Exercise task: Return all lines with the word "person" in them.

Supplied entries:

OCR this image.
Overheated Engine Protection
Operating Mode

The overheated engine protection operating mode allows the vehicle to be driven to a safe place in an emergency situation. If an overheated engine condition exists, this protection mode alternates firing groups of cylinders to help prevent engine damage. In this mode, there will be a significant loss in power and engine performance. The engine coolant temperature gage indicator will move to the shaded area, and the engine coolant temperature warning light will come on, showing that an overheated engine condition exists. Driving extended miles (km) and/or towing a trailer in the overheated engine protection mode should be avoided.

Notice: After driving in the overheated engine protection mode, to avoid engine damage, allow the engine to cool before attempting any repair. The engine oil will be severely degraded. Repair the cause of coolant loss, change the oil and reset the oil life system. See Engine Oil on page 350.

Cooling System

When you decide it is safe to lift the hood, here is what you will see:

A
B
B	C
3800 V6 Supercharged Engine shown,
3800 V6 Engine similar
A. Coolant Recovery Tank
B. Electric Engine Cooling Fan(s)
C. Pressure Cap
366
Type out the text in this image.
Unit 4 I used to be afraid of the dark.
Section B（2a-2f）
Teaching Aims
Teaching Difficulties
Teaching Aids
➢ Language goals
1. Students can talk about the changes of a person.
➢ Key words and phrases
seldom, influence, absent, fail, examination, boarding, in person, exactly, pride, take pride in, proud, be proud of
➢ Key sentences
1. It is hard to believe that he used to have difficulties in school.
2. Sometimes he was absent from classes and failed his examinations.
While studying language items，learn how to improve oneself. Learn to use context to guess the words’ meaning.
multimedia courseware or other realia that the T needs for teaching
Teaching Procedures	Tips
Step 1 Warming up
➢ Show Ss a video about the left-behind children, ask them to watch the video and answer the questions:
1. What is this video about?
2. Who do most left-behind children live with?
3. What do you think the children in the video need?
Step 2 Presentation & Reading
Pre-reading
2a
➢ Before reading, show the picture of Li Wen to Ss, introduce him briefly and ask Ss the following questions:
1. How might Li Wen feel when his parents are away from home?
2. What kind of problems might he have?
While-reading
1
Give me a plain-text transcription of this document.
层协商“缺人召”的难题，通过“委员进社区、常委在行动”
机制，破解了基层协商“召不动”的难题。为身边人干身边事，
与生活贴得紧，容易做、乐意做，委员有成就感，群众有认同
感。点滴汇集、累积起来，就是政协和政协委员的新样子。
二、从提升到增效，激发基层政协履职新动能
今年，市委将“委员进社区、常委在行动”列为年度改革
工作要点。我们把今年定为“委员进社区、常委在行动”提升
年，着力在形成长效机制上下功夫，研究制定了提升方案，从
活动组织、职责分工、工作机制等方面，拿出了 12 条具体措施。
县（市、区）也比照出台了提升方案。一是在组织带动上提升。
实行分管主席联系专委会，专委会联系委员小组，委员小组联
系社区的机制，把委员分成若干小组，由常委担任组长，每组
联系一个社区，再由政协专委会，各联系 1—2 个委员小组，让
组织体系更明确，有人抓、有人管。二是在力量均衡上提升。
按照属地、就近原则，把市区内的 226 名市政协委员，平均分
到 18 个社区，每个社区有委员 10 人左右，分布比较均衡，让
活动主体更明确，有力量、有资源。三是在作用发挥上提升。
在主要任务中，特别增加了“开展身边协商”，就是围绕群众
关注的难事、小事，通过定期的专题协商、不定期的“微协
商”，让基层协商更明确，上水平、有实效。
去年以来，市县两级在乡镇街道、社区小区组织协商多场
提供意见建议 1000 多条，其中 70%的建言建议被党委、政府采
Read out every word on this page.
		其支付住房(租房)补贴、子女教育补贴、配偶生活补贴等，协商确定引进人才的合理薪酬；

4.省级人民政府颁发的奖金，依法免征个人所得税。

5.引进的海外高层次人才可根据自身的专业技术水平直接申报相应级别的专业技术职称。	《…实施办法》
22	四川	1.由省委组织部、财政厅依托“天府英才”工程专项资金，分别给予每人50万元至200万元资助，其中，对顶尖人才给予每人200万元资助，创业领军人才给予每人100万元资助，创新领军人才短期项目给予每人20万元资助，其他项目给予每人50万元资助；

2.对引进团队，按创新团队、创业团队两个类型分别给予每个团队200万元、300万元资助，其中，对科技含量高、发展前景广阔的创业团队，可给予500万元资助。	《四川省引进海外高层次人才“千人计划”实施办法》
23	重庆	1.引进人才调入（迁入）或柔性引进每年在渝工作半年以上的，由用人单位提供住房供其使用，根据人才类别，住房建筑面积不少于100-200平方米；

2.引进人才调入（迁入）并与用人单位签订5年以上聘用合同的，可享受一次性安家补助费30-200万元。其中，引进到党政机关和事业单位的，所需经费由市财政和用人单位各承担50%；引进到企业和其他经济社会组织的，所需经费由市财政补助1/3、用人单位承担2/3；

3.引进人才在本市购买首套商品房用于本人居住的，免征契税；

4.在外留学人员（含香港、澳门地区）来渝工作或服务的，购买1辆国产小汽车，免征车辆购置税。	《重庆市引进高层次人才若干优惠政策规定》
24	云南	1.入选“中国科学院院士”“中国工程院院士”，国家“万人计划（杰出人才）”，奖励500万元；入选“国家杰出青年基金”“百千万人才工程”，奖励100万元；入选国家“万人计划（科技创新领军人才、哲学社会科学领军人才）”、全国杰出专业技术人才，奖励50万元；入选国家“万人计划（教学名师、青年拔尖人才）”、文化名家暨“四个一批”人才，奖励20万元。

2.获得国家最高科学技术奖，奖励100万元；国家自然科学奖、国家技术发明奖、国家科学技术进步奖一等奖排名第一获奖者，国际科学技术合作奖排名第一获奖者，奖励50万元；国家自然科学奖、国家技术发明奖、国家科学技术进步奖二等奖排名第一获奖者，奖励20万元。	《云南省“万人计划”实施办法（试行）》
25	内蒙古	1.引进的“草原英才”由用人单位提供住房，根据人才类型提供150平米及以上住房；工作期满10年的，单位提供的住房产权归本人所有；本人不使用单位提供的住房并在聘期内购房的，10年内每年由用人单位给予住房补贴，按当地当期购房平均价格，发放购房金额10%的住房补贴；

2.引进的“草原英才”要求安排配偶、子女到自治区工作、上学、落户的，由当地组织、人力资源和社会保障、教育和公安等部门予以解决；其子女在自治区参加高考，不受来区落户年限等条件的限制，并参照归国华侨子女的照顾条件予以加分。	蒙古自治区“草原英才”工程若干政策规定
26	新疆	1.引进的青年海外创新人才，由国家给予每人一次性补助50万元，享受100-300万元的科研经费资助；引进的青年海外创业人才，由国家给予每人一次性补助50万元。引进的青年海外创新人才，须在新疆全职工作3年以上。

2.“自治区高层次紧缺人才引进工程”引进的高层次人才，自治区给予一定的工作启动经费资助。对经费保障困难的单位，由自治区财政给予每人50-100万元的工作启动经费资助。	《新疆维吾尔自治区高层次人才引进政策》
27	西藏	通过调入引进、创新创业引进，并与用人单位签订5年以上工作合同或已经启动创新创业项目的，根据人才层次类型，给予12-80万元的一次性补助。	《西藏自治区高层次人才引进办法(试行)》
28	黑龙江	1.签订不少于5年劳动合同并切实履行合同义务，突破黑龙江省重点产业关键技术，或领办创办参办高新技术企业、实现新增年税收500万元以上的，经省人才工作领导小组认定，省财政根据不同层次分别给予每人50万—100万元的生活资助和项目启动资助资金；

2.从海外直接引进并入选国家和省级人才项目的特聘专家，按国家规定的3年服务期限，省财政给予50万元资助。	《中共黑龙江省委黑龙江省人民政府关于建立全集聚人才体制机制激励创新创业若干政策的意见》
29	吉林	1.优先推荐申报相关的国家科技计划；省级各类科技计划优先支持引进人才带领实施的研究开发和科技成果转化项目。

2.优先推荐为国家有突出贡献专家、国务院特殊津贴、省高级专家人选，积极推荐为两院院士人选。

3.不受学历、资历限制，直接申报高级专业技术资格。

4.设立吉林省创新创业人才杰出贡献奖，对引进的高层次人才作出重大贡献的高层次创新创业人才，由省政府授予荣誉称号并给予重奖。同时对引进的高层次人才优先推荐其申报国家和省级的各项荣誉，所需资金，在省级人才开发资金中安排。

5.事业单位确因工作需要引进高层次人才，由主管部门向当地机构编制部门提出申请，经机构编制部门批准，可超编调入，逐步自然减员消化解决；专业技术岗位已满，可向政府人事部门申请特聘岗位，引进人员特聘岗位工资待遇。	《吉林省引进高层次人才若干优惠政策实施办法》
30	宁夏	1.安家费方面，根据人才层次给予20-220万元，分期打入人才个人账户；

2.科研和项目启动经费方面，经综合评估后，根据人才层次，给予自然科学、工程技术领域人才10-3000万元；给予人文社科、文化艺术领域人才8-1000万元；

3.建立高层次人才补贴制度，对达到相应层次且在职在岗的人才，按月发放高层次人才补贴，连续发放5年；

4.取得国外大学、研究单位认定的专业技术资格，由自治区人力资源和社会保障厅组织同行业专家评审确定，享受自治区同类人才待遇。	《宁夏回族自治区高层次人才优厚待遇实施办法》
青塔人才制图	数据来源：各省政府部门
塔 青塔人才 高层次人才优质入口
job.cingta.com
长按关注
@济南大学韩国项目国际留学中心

Solution below:
1. Students can talk about the changes of a person.
seldom, influence, absent, fail, examination, boarding, in person, exactly, pride, take pride in, proud, be proud of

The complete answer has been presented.